Select every line holding the word "this" and copy it.

::: TASK DATA :::

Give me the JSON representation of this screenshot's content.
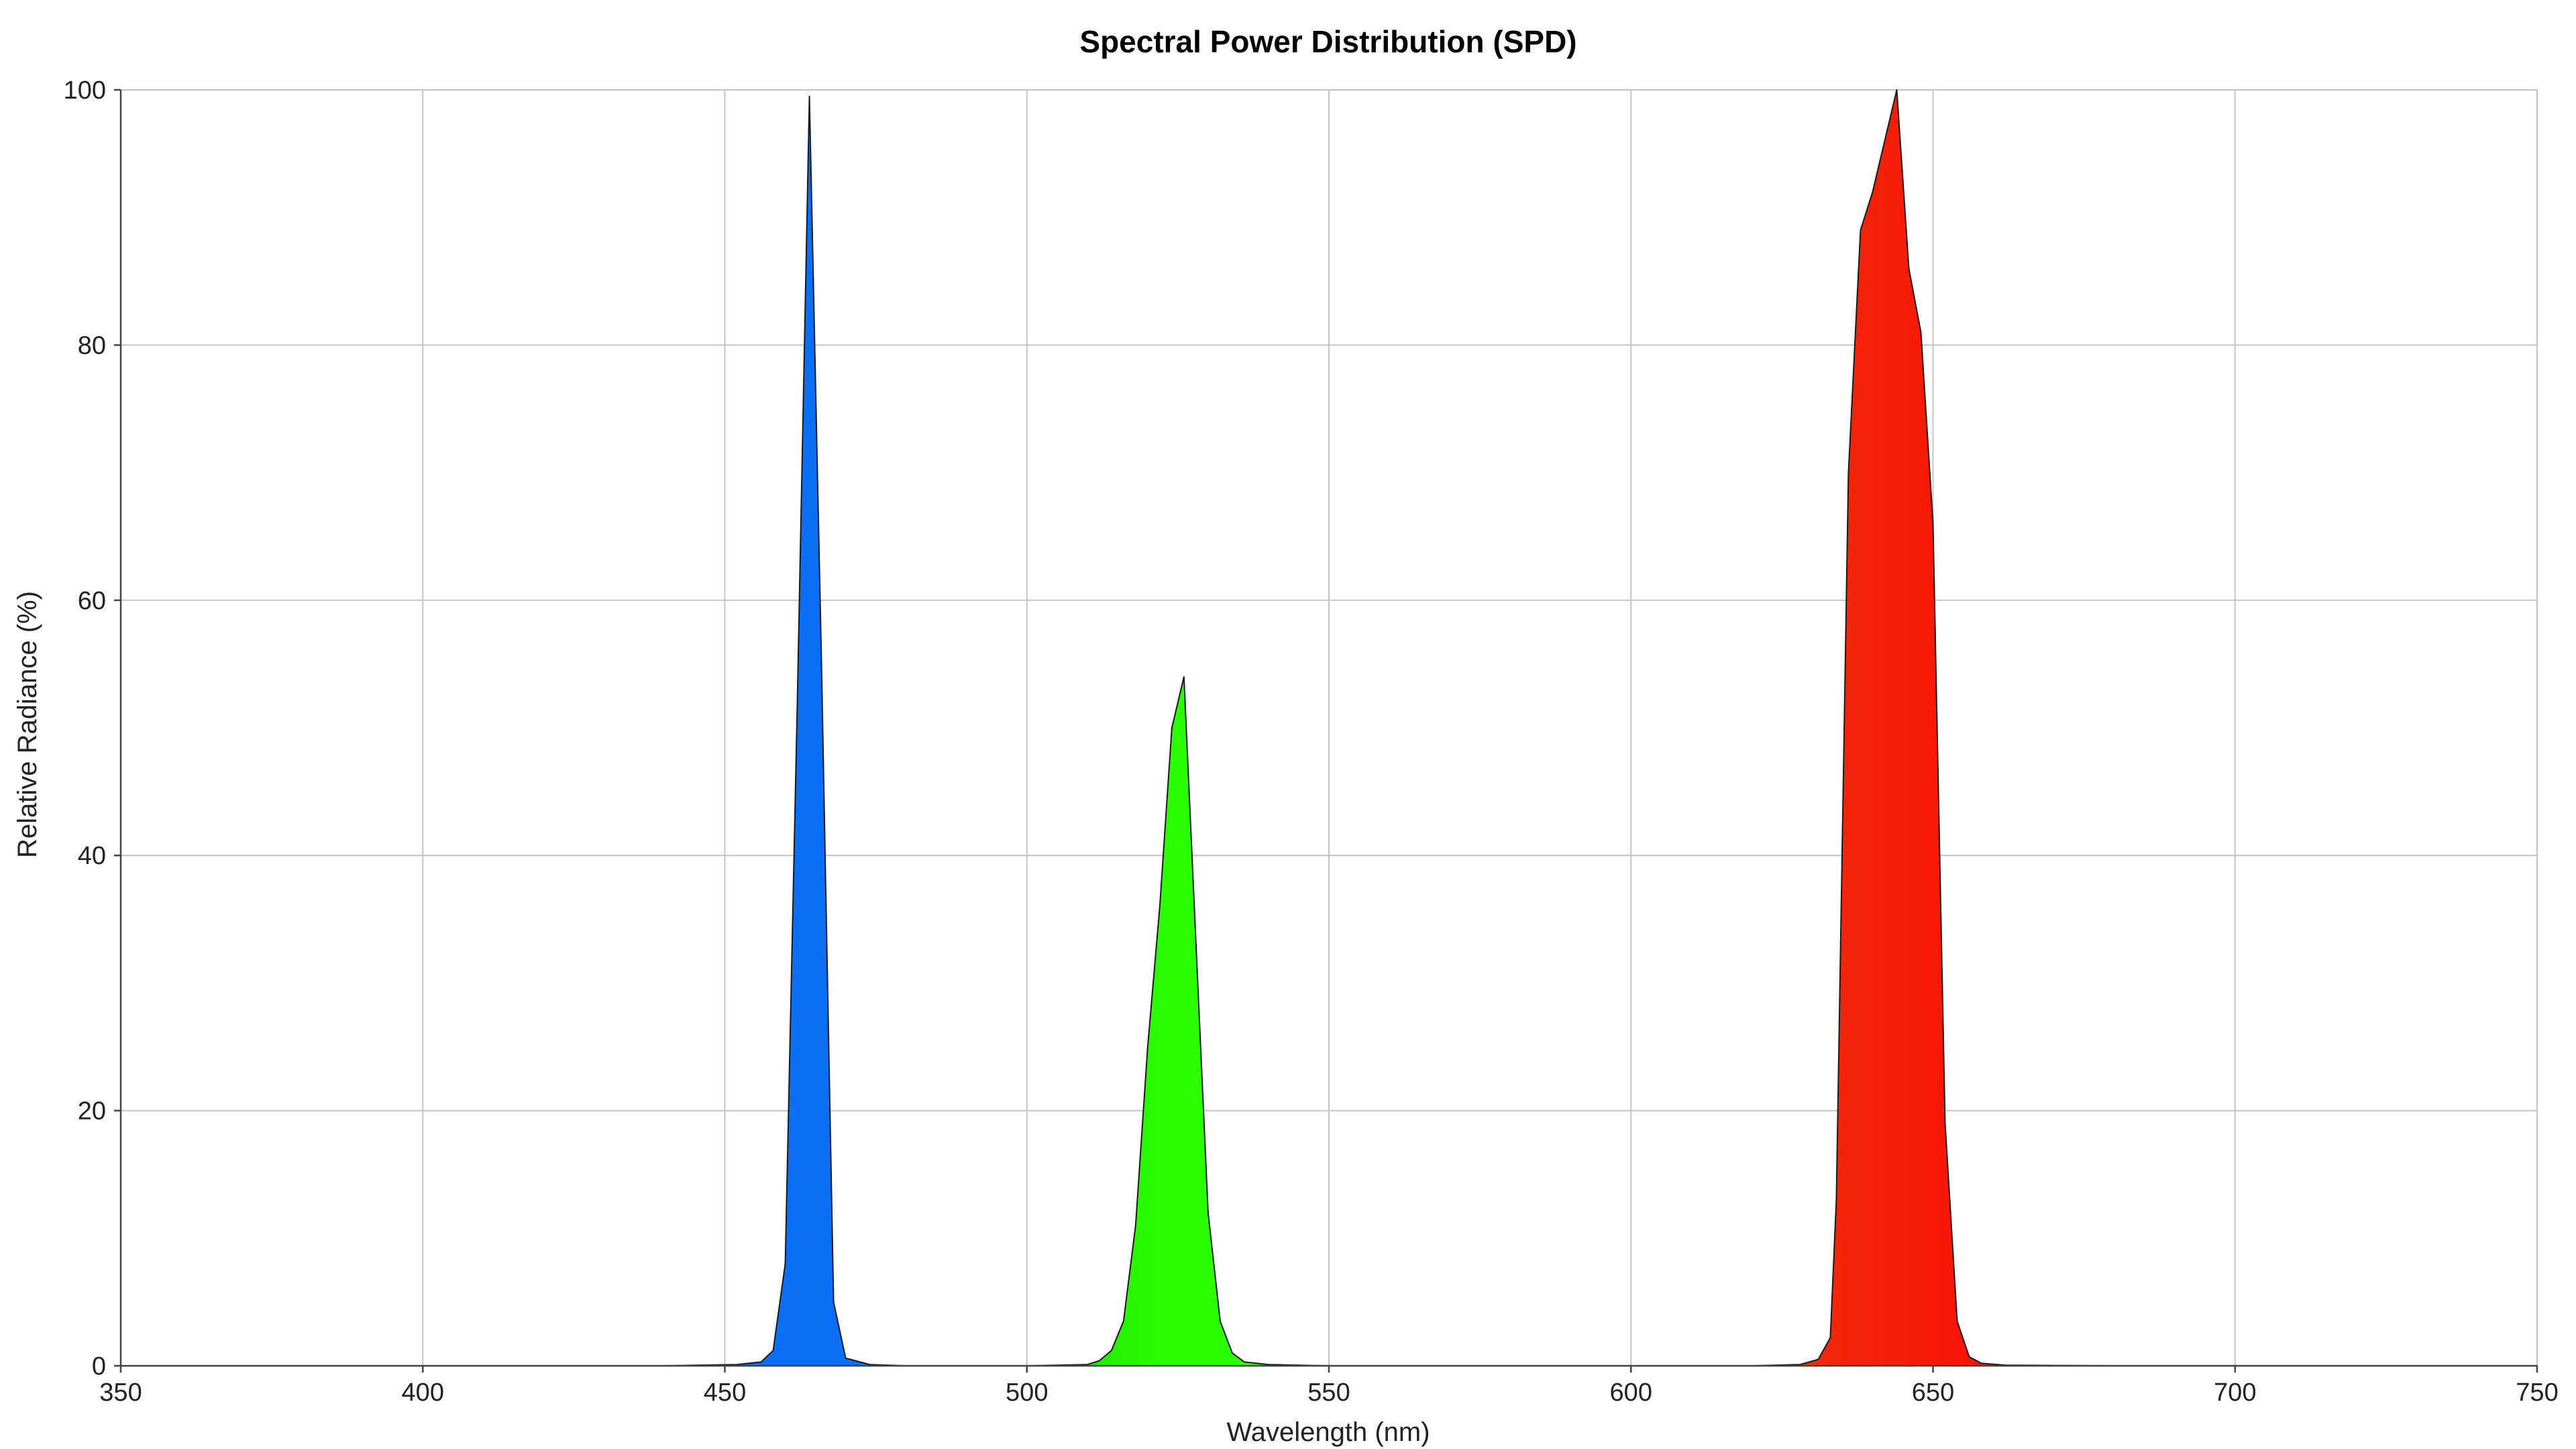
{
  "chart_data": {
    "type": "area",
    "title": "Spectral Power Distribution (SPD)",
    "xlabel": "Wavelength (nm)",
    "ylabel": "Relative Radiance (%)",
    "xlim": [
      350,
      750
    ],
    "ylim": [
      0,
      100
    ],
    "x_ticks": [
      350,
      400,
      450,
      500,
      550,
      600,
      650,
      700,
      750
    ],
    "y_ticks": [
      0,
      20,
      40,
      60,
      80,
      100
    ],
    "grid": true,
    "legend": "none",
    "series": [
      {
        "color": "#0a6ff5",
        "color_dark": "#0048d8",
        "x": [
          380,
          440,
          452,
          456,
          458,
          460,
          462,
          464,
          466,
          468,
          470,
          474,
          480,
          490,
          500
        ],
        "y": [
          0,
          0,
          0.1,
          0.3,
          1.2,
          8,
          52,
          99.5,
          55,
          5,
          0.6,
          0.1,
          0,
          0,
          0
        ]
      },
      {
        "color": "#2aff00",
        "color_dark": "#18c800",
        "x": [
          490,
          500,
          510,
          512,
          514,
          516,
          518,
          520,
          522,
          524,
          526,
          528,
          530,
          532,
          534,
          536,
          540,
          550
        ],
        "y": [
          0,
          0,
          0.1,
          0.4,
          1.2,
          3.5,
          11,
          25,
          36,
          50,
          54,
          33,
          12,
          3.5,
          1,
          0.3,
          0.1,
          0
        ]
      },
      {
        "color": "#ff0000",
        "color_dark": "#e84010",
        "x": [
          600,
          620,
          628,
          631,
          633,
          634,
          636,
          638,
          640,
          642,
          644,
          646,
          648,
          650,
          652,
          654,
          656,
          658,
          662,
          680,
          750
        ],
        "y": [
          0,
          0,
          0.1,
          0.5,
          2.2,
          13,
          70,
          89,
          92,
          96,
          100,
          86,
          81,
          66,
          19,
          3.5,
          0.7,
          0.2,
          0.05,
          0,
          0
        ]
      }
    ]
  }
}
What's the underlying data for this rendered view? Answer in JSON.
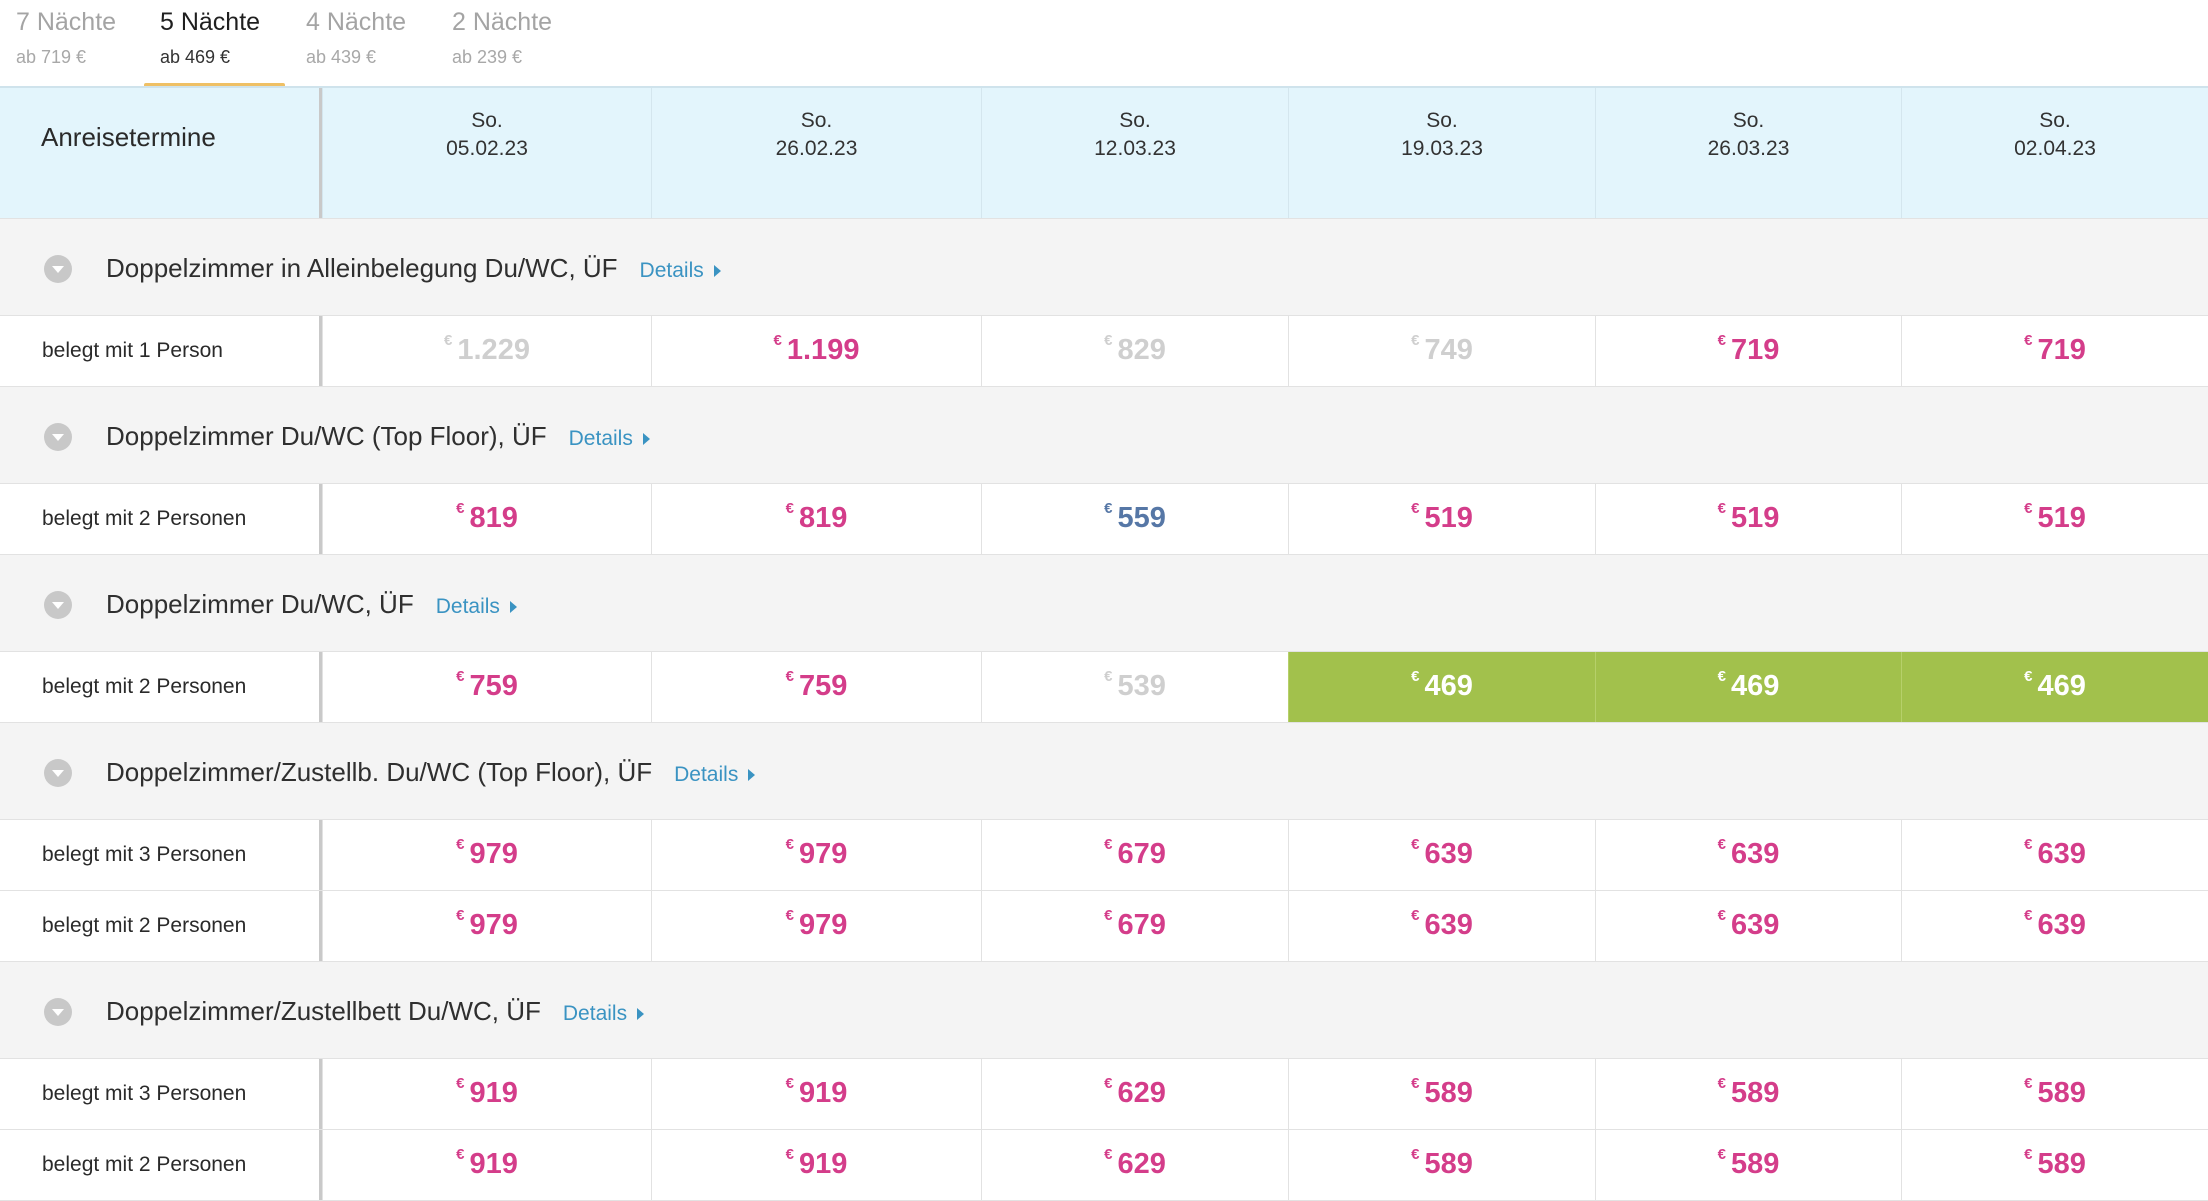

:::

TASK RESULT:
Give me the JSON representation of this screenshot's content.
What's the underlying data for this rendered view? Answer in JSON.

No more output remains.